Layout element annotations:
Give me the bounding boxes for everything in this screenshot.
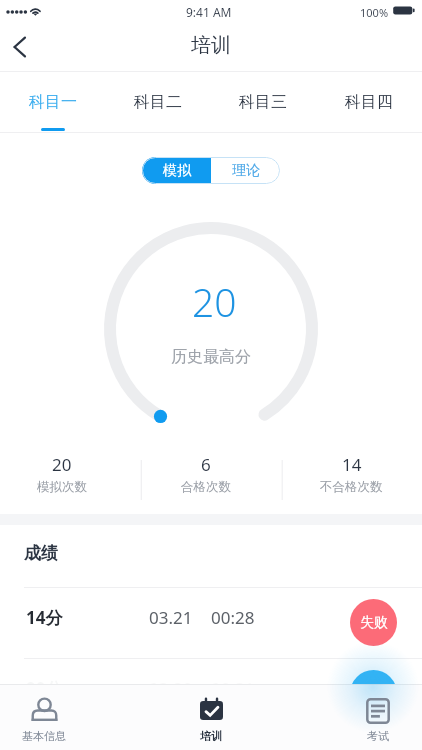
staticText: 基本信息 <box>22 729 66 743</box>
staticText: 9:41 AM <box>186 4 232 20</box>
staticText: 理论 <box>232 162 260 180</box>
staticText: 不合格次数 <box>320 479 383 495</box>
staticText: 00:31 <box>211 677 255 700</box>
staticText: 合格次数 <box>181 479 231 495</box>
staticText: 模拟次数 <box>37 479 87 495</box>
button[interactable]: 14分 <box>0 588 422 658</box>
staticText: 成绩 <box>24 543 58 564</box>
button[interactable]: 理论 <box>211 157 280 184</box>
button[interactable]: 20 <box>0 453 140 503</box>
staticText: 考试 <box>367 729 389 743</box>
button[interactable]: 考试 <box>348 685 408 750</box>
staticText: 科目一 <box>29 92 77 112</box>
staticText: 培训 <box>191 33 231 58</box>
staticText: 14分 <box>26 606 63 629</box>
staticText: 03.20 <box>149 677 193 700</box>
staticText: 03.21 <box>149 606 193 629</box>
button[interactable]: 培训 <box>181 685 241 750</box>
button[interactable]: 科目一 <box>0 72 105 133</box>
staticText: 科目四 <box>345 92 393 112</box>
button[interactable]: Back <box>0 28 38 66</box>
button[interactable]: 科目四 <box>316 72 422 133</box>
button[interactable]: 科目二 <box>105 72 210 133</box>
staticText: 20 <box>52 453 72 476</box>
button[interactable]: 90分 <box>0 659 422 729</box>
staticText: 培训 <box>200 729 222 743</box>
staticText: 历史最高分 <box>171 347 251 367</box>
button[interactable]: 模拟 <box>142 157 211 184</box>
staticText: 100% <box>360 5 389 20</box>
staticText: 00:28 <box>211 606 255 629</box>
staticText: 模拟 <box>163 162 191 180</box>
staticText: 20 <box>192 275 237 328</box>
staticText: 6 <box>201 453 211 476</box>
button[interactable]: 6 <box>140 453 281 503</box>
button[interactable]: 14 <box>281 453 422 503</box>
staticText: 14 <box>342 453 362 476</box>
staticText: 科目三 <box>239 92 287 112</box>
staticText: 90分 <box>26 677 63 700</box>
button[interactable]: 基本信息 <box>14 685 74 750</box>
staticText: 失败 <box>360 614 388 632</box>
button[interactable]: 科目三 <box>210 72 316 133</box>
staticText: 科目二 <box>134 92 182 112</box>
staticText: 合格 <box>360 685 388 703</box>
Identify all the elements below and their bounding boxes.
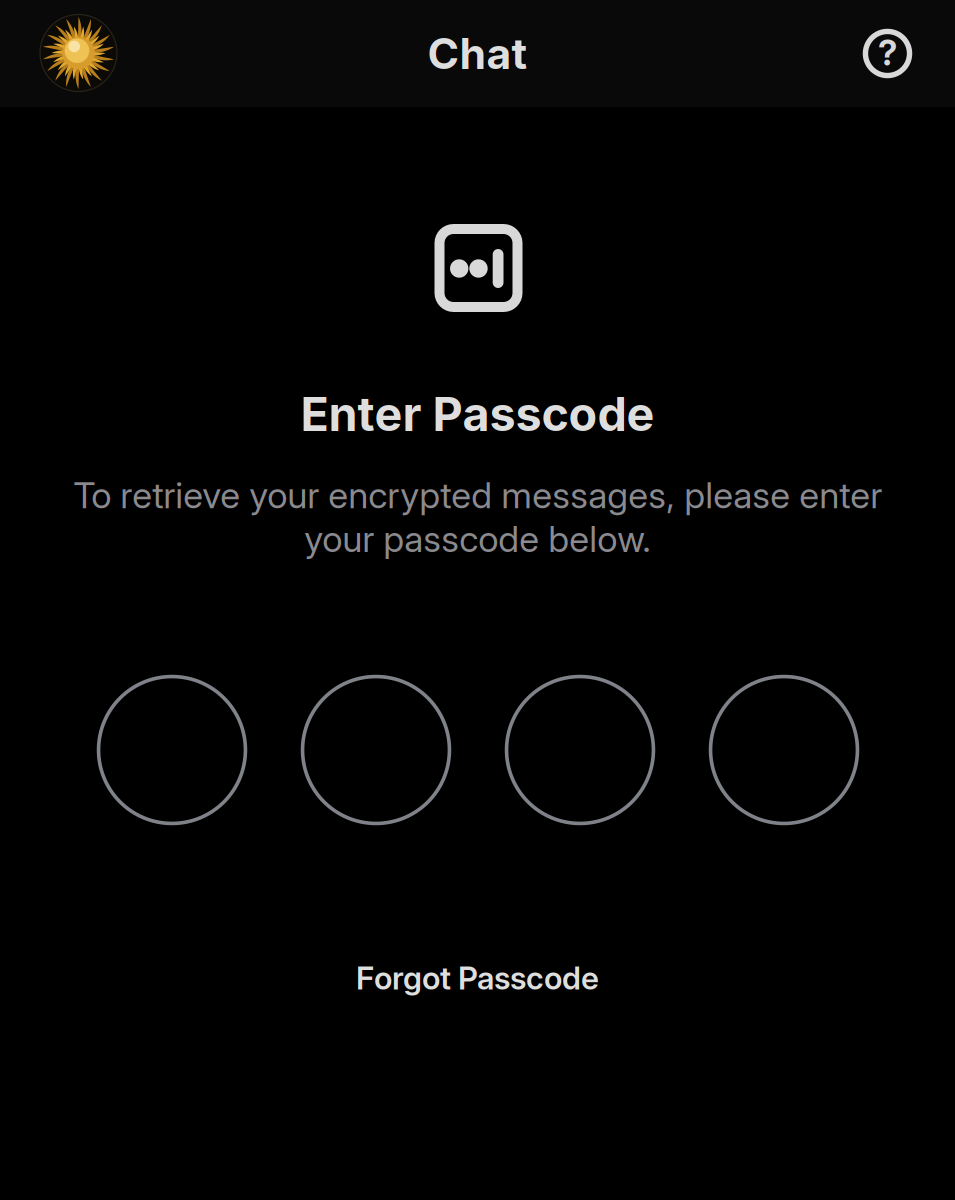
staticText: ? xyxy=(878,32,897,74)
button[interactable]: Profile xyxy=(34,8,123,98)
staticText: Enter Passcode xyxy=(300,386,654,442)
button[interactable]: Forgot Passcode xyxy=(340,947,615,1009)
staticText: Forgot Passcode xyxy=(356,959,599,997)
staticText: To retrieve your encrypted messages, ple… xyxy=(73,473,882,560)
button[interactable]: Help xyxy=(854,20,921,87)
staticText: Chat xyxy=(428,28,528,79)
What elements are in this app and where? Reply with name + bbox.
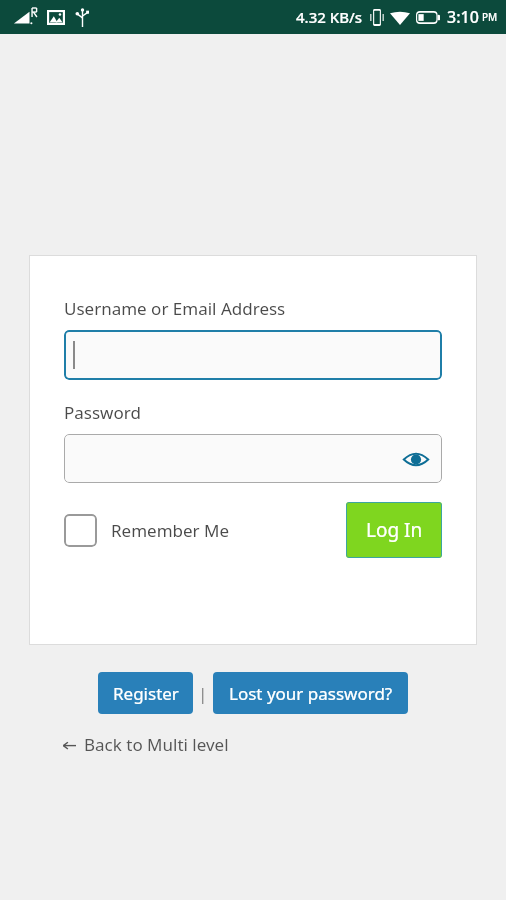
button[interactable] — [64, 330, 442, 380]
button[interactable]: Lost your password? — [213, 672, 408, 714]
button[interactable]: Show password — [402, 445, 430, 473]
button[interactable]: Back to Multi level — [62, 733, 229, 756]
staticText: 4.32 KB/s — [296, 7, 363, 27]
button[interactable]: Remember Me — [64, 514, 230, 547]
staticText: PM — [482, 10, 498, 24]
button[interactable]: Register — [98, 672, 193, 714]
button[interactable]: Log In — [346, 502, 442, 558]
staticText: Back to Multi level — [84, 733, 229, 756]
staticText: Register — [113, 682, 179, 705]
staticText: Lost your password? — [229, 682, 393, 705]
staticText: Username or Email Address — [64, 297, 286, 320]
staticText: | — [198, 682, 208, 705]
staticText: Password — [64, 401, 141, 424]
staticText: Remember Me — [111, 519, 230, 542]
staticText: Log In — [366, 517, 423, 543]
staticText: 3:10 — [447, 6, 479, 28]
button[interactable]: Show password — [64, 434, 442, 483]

DIRECTIVE: Retype every line of the listing above without changing anything, and leave the pictures out.

TASK RESULT:
Give me the bounding boxes for everything in this screenshot.
staticText: 基本信息 <box>22 729 66 743</box>
staticText: 9:41 AM <box>186 4 232 20</box>
staticText: 理论 <box>232 162 260 180</box>
staticText: 不合格次数 <box>320 479 383 495</box>
staticText: 00:31 <box>211 677 255 700</box>
staticText: 合格次数 <box>181 479 231 495</box>
staticText: 模拟次数 <box>37 479 87 495</box>
button[interactable]: 14分 <box>0 588 422 658</box>
staticText: 成绩 <box>24 543 58 564</box>
button[interactable]: 理论 <box>211 157 280 184</box>
button[interactable]: 20 <box>0 453 140 503</box>
staticText: 考试 <box>367 729 389 743</box>
button[interactable]: 考试 <box>348 685 408 750</box>
staticText: 科目一 <box>29 92 77 112</box>
staticText: 培训 <box>191 33 231 58</box>
staticText: 14分 <box>26 606 63 629</box>
staticText: 03.20 <box>149 677 193 700</box>
staticText: 03.21 <box>149 606 193 629</box>
button[interactable]: 培训 <box>181 685 241 750</box>
button[interactable]: 科目一 <box>0 72 105 133</box>
staticText: 科目四 <box>345 92 393 112</box>
button[interactable]: Back <box>0 28 38 66</box>
button[interactable]: 科目四 <box>316 72 422 133</box>
button[interactable]: 科目二 <box>105 72 210 133</box>
staticText: 20 <box>52 453 72 476</box>
button[interactable]: 90分 <box>0 659 422 729</box>
staticText: 培训 <box>200 729 222 743</box>
staticText: 历史最高分 <box>171 347 251 367</box>
button[interactable]: 模拟 <box>142 157 211 184</box>
staticText: 100% <box>360 5 389 20</box>
staticText: 00:28 <box>211 606 255 629</box>
staticText: 模拟 <box>163 162 191 180</box>
staticText: 20 <box>192 275 237 328</box>
staticText: 6 <box>201 453 211 476</box>
button[interactable]: 6 <box>140 453 281 503</box>
button[interactable]: 14 <box>281 453 422 503</box>
staticText: 14 <box>342 453 362 476</box>
staticText: 科目三 <box>239 92 287 112</box>
staticText: 90分 <box>26 677 63 700</box>
button[interactable]: 基本信息 <box>14 685 74 750</box>
staticText: 失败 <box>360 614 388 632</box>
button[interactable]: 科目三 <box>210 72 316 133</box>
staticText: 科目二 <box>134 92 182 112</box>
staticText: 合格 <box>360 685 388 703</box>
Identify all the elements below and their bounding boxes.
staticText: ? xyxy=(878,32,897,74)
button[interactable]: Profile xyxy=(34,8,123,98)
staticText: Enter Passcode xyxy=(300,386,654,442)
button[interactable]: Forgot Passcode xyxy=(340,947,615,1009)
staticText: Forgot Passcode xyxy=(356,959,599,997)
staticText: To retrieve your encrypted messages, ple… xyxy=(73,473,882,560)
button[interactable]: Help xyxy=(854,20,921,87)
staticText: Chat xyxy=(428,28,528,79)
What elements are in this app and where? Reply with name + bbox.
button[interactable] — [64, 330, 442, 380]
button[interactable]: Lost your password? — [213, 672, 408, 714]
button[interactable]: Show password — [402, 445, 430, 473]
button[interactable]: Back to Multi level — [62, 733, 229, 756]
staticText: 4.32 KB/s — [296, 7, 363, 27]
button[interactable]: Remember Me — [64, 514, 230, 547]
staticText: PM — [482, 10, 498, 24]
button[interactable]: Register — [98, 672, 193, 714]
button[interactable]: Log In — [346, 502, 442, 558]
staticText: Back to Multi level — [84, 733, 229, 756]
staticText: Register — [113, 682, 179, 705]
staticText: Lost your password? — [229, 682, 393, 705]
staticText: Username or Email Address — [64, 297, 286, 320]
staticText: | — [198, 682, 208, 705]
staticText: Password — [64, 401, 141, 424]
staticText: Remember Me — [111, 519, 230, 542]
staticText: Log In — [366, 517, 423, 543]
staticText: 3:10 — [447, 6, 479, 28]
button[interactable]: Show password — [64, 434, 442, 483]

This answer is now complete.